- What you should do:
Produce an exact copy of all the records.

[Dataset entries]
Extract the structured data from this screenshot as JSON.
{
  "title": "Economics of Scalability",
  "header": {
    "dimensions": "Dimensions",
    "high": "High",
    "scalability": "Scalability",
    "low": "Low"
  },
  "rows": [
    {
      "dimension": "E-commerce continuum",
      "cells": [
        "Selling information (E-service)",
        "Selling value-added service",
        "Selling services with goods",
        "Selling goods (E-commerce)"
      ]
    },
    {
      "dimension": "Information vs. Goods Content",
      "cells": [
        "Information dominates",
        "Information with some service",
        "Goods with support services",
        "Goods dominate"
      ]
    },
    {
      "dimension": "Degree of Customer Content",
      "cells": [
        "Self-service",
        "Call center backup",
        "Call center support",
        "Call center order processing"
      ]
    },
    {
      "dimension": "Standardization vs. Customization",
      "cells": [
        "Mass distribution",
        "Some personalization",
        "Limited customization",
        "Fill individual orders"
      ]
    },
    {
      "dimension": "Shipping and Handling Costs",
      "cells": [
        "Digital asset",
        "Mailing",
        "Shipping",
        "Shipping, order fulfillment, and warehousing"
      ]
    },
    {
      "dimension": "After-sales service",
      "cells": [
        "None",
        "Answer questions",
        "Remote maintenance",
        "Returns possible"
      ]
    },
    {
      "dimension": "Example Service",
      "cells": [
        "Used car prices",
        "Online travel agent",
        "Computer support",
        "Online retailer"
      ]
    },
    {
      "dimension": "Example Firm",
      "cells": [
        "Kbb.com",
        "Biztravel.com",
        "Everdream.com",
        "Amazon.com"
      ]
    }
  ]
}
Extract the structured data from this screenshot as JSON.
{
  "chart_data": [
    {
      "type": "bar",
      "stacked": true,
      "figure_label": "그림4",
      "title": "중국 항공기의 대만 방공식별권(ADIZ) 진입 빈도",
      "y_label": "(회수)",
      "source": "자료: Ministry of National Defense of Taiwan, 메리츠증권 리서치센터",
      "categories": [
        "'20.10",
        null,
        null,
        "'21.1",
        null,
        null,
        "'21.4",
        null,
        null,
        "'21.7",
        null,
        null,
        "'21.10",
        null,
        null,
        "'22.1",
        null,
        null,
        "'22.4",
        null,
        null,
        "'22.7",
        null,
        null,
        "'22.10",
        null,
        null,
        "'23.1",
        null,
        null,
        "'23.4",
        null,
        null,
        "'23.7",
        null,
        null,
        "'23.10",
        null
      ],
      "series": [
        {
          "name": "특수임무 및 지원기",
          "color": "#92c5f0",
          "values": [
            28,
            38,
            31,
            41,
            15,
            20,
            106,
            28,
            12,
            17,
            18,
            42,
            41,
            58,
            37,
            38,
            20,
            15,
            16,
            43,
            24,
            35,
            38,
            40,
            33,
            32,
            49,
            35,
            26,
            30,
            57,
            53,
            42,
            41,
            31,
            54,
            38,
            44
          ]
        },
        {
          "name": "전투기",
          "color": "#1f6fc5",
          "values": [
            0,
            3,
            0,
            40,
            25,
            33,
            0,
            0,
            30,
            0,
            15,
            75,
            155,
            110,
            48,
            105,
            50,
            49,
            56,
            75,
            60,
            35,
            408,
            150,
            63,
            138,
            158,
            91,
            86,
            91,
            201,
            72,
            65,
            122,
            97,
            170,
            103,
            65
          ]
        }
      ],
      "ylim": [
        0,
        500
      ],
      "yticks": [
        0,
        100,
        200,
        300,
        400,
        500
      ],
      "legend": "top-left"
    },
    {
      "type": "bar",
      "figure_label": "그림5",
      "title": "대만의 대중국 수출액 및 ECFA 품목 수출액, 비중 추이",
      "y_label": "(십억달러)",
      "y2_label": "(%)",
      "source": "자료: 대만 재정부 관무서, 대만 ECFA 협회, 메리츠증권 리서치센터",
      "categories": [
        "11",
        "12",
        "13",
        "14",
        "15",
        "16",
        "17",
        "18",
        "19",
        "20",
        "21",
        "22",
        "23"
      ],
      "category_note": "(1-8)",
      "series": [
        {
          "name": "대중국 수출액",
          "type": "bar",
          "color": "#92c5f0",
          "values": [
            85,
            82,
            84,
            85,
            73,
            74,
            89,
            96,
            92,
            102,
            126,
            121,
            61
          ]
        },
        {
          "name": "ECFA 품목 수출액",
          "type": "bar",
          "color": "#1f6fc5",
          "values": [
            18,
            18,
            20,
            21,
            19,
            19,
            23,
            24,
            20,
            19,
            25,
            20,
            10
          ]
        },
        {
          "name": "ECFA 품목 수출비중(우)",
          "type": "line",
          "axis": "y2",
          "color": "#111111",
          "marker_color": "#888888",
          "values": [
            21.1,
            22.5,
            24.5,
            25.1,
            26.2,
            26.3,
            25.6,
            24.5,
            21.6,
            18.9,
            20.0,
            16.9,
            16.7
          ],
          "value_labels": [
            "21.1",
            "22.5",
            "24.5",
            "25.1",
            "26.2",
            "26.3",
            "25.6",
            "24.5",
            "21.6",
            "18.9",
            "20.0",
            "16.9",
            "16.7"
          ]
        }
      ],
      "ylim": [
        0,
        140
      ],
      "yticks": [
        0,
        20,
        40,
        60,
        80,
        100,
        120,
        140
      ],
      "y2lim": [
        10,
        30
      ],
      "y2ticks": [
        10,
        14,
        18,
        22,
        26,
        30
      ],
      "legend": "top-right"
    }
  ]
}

- Correct result:
Extract the structured data from this screenshot as JSON.
{
  "title": "Economics of Scalability",
  "header": {
    "dimensions": "Dimensions",
    "high": "High",
    "scalability": "Scalability",
    "low": "Low"
  },
  "rows": [
    {
      "dimension": "E-commerce continuum",
      "cells": [
        "Selling information (E-service)",
        "Selling value-added service",
        "Selling services with goods",
        "Selling goods (E-commerce)"
      ]
    },
    {
      "dimension": "Information vs. Goods Content",
      "cells": [
        "Information dominates",
        "Information with some service",
        "Goods with support services",
        "Goods dominate"
      ]
    },
    {
      "dimension": "Degree of Customer Content",
      "cells": [
        "Self-service",
        "Call center backup",
        "Call center support",
        "Call center order processing"
      ]
    },
    {
      "dimension": "Standardization vs. Customization",
      "cells": [
        "Mass distribution",
        "Some personalization",
        "Limited customization",
        "Fill individual orders"
      ]
    },
    {
      "dimension": "Shipping and Handling Costs",
      "cells": [
        "Digital asset",
        "Mailing",
        "Shipping",
        "Shipping, order fulfillment, and warehousing"
      ]
    },
    {
      "dimension": "After-sales service",
      "cells": [
        "None",
        "Answer questions",
        "Remote maintenance",
        "Returns possible"
      ]
    },
    {
      "dimension": "Example Service",
      "cells": [
        "Used car prices",
        "Online travel agent",
        "Computer support",
        "Online retailer"
      ]
    },
    {
      "dimension": "Example Firm",
      "cells": [
        "Kbb.com",
        "Biztravel.com",
        "Everdream.com",
        "Amazon.com"
      ]
    }
  ]
}
Extract the structured data from this screenshot as JSON.
{
  "chart_data": [
    {
      "type": "bar",
      "stacked": true,
      "figure_label": "그림4",
      "title": "중국 항공기의 대만 방공식별권(ADIZ) 진입 빈도",
      "y_label": "(회수)",
      "source": "자료: Ministry of National Defense of Taiwan, 메리츠증권 리서치센터",
      "categories": [
        "'20.10",
        null,
        null,
        "'21.1",
        null,
        null,
        "'21.4",
        null,
        null,
        "'21.7",
        null,
        null,
        "'21.10",
        null,
        null,
        "'22.1",
        null,
        null,
        "'22.4",
        null,
        null,
        "'22.7",
        null,
        null,
        "'22.10",
        null,
        null,
        "'23.1",
        null,
        null,
        "'23.4",
        null,
        null,
        "'23.7",
        null,
        null,
        "'23.10",
        null
      ],
      "series": [
        {
          "name": "특수임무 및 지원기",
          "color": "#92c5f0",
          "values": [
            28,
            38,
            31,
            41,
            15,
            20,
            106,
            28,
            12,
            17,
            18,
            42,
            41,
            58,
            37,
            38,
            20,
            15,
            16,
            43,
            24,
            35,
            38,
            40,
            33,
            32,
            49,
            35,
            26,
            30,
            57,
            53,
            42,
            41,
            31,
            54,
            38,
            44
          ]
        },
        {
          "name": "전투기",
          "color": "#1f6fc5",
          "values": [
            0,
            3,
            0,
            40,
            25,
            33,
            0,
            0,
            30,
            0,
            15,
            75,
            155,
            110,
            48,
            105,
            50,
            49,
            56,
            75,
            60,
            35,
            408,
            150,
            63,
            138,
            158,
            91,
            86,
            91,
            201,
            72,
            65,
            122,
            97,
            170,
            103,
            65
          ]
        }
      ],
      "ylim": [
        0,
        500
      ],
      "yticks": [
        0,
        100,
        200,
        300,
        400,
        500
      ],
      "legend": "top-left"
    },
    {
      "type": "bar",
      "figure_label": "그림5",
      "title": "대만의 대중국 수출액 및 ECFA 품목 수출액, 비중 추이",
      "y_label": "(십억달러)",
      "y2_label": "(%)",
      "source": "자료: 대만 재정부 관무서, 대만 ECFA 협회, 메리츠증권 리서치센터",
      "categories": [
        "11",
        "12",
        "13",
        "14",
        "15",
        "16",
        "17",
        "18",
        "19",
        "20",
        "21",
        "22",
        "23"
      ],
      "category_note": "(1-8)",
      "series": [
        {
          "name": "대중국 수출액",
          "type": "bar",
          "color": "#92c5f0",
          "values": [
            85,
            82,
            84,
            85,
            73,
            74,
            89,
            96,
            92,
            102,
            126,
            121,
            61
          ]
        },
        {
          "name": "ECFA 품목 수출액",
          "type": "bar",
          "color": "#1f6fc5",
          "values": [
            18,
            18,
            20,
            21,
            19,
            19,
            23,
            24,
            20,
            19,
            25,
            20,
            10
          ]
        },
        {
          "name": "ECFA 품목 수출비중(우)",
          "type": "line",
          "axis": "y2",
          "color": "#111111",
          "marker_color": "#888888",
          "values": [
            21.1,
            22.5,
            24.5,
            25.1,
            26.2,
            26.3,
            25.6,
            24.5,
            21.6,
            18.9,
            20.0,
            16.9,
            16.7
          ],
          "value_labels": [
            "21.1",
            "22.5",
            "24.5",
            "25.1",
            "26.2",
            "26.3",
            "25.6",
            "24.5",
            "21.6",
            "18.9",
            "20.0",
            "16.9",
            "16.7"
          ]
        }
      ],
      "ylim": [
        0,
        140
      ],
      "yticks": [
        0,
        20,
        40,
        60,
        80,
        100,
        120,
        140
      ],
      "y2lim": [
        10,
        30
      ],
      "y2ticks": [
        10,
        14,
        18,
        22,
        26,
        30
      ],
      "legend": "top-right"
    }
  ]
}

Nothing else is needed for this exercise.